(Extracted records)

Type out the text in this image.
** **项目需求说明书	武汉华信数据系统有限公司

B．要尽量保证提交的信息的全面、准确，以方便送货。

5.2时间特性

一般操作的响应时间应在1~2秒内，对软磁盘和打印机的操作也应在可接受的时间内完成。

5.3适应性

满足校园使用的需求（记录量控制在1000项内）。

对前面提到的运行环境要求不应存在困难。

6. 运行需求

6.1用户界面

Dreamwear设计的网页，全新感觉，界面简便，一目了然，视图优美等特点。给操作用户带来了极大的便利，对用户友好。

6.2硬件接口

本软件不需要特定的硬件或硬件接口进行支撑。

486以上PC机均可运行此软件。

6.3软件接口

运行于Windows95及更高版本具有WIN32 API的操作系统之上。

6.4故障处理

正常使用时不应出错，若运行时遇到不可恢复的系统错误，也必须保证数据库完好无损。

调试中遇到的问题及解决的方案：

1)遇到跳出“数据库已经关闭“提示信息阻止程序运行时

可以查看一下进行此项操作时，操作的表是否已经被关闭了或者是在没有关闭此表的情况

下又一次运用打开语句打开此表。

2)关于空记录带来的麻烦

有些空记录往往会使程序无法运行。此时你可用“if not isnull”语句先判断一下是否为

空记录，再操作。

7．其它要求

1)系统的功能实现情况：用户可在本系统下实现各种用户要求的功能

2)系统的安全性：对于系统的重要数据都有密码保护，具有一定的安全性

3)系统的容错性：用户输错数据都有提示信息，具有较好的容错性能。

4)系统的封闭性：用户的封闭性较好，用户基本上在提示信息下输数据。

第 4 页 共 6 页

_Job_
Write out the entire listing exactly.

_Answer to the task_
Type out the text in this image.
** **项目需求说明书	武汉华信数据系统有限公司

B．要尽量保证提交的信息的全面、准确，以方便送货。

5.2时间特性

一般操作的响应时间应在1~2秒内，对软磁盘和打印机的操作也应在可接受的时间内完成。

5.3适应性

满足校园使用的需求（记录量控制在1000项内）。

对前面提到的运行环境要求不应存在困难。

6. 运行需求

6.1用户界面

Dreamwear设计的网页，全新感觉，界面简便，一目了然，视图优美等特点。给操作用户带来了极大的便利，对用户友好。

6.2硬件接口

本软件不需要特定的硬件或硬件接口进行支撑。

486以上PC机均可运行此软件。

6.3软件接口

运行于Windows95及更高版本具有WIN32 API的操作系统之上。

6.4故障处理

正常使用时不应出错，若运行时遇到不可恢复的系统错误，也必须保证数据库完好无损。

调试中遇到的问题及解决的方案：

1)遇到跳出“数据库已经关闭“提示信息阻止程序运行时

可以查看一下进行此项操作时，操作的表是否已经被关闭了或者是在没有关闭此表的情况

下又一次运用打开语句打开此表。

2)关于空记录带来的麻烦

有些空记录往往会使程序无法运行。此时你可用“if not isnull”语句先判断一下是否为

空记录，再操作。

7．其它要求

1)系统的功能实现情况：用户可在本系统下实现各种用户要求的功能

2)系统的安全性：对于系统的重要数据都有密码保护，具有一定的安全性

3)系统的容错性：用户输错数据都有提示信息，具有较好的容错性能。

4)系统的封闭性：用户的封闭性较好，用户基本上在提示信息下输数据。

第 4 页 共 6 页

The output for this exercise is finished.